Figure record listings
********

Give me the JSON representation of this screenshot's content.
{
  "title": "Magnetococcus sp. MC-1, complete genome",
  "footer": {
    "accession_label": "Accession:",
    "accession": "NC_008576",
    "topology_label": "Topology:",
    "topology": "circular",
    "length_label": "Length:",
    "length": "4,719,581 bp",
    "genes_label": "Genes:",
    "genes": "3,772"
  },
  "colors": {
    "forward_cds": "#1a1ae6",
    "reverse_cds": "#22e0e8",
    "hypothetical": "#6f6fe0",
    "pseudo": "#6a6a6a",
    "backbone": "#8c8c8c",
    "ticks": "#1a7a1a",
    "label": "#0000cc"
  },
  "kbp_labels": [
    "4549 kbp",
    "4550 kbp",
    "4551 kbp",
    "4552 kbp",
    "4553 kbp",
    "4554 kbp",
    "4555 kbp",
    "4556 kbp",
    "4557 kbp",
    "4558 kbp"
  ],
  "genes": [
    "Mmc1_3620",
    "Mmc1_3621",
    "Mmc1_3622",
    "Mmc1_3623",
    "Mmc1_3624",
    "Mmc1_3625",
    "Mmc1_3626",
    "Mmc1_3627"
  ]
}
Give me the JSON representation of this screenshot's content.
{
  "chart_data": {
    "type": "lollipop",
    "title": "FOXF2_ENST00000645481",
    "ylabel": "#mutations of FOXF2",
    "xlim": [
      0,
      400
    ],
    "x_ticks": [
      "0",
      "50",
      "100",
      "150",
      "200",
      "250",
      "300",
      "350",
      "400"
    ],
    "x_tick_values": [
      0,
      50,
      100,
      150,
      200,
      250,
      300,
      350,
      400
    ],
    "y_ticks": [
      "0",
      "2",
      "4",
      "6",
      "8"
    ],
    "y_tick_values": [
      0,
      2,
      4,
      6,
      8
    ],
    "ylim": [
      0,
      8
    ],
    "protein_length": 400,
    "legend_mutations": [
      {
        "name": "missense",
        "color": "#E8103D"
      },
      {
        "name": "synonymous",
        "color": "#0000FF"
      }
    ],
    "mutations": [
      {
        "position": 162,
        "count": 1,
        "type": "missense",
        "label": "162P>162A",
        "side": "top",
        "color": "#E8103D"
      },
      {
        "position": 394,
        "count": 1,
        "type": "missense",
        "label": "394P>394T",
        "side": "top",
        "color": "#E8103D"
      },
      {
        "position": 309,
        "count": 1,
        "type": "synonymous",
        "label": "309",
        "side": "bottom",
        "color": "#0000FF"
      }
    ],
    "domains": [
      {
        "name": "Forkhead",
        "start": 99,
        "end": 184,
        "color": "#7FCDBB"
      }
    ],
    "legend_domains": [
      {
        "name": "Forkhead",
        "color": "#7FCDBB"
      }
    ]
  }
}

********

§ Exercise requirements
In full and without alteration, reproduce the records above.

§ Result of the task
Give me the JSON representation of this screenshot's content.
{
  "title": "Magnetococcus sp. MC-1, complete genome",
  "footer": {
    "accession_label": "Accession:",
    "accession": "NC_008576",
    "topology_label": "Topology:",
    "topology": "circular",
    "length_label": "Length:",
    "length": "4,719,581 bp",
    "genes_label": "Genes:",
    "genes": "3,772"
  },
  "colors": {
    "forward_cds": "#1a1ae6",
    "reverse_cds": "#22e0e8",
    "hypothetical": "#6f6fe0",
    "pseudo": "#6a6a6a",
    "backbone": "#8c8c8c",
    "ticks": "#1a7a1a",
    "label": "#0000cc"
  },
  "kbp_labels": [
    "4549 kbp",
    "4550 kbp",
    "4551 kbp",
    "4552 kbp",
    "4553 kbp",
    "4554 kbp",
    "4555 kbp",
    "4556 kbp",
    "4557 kbp",
    "4558 kbp"
  ],
  "genes": [
    "Mmc1_3620",
    "Mmc1_3621",
    "Mmc1_3622",
    "Mmc1_3623",
    "Mmc1_3624",
    "Mmc1_3625",
    "Mmc1_3626",
    "Mmc1_3627"
  ]
}
Give me the JSON representation of this screenshot's content.
{
  "chart_data": {
    "type": "lollipop",
    "title": "FOXF2_ENST00000645481",
    "ylabel": "#mutations of FOXF2",
    "xlim": [
      0,
      400
    ],
    "x_ticks": [
      "0",
      "50",
      "100",
      "150",
      "200",
      "250",
      "300",
      "350",
      "400"
    ],
    "x_tick_values": [
      0,
      50,
      100,
      150,
      200,
      250,
      300,
      350,
      400
    ],
    "y_ticks": [
      "0",
      "2",
      "4",
      "6",
      "8"
    ],
    "y_tick_values": [
      0,
      2,
      4,
      6,
      8
    ],
    "ylim": [
      0,
      8
    ],
    "protein_length": 400,
    "legend_mutations": [
      {
        "name": "missense",
        "color": "#E8103D"
      },
      {
        "name": "synonymous",
        "color": "#0000FF"
      }
    ],
    "mutations": [
      {
        "position": 162,
        "count": 1,
        "type": "missense",
        "label": "162P>162A",
        "side": "top",
        "color": "#E8103D"
      },
      {
        "position": 394,
        "count": 1,
        "type": "missense",
        "label": "394P>394T",
        "side": "top",
        "color": "#E8103D"
      },
      {
        "position": 309,
        "count": 1,
        "type": "synonymous",
        "label": "309",
        "side": "bottom",
        "color": "#0000FF"
      }
    ],
    "domains": [
      {
        "name": "Forkhead",
        "start": 99,
        "end": 184,
        "color": "#7FCDBB"
      }
    ],
    "legend_domains": [
      {
        "name": "Forkhead",
        "color": "#7FCDBB"
      }
    ]
  }
}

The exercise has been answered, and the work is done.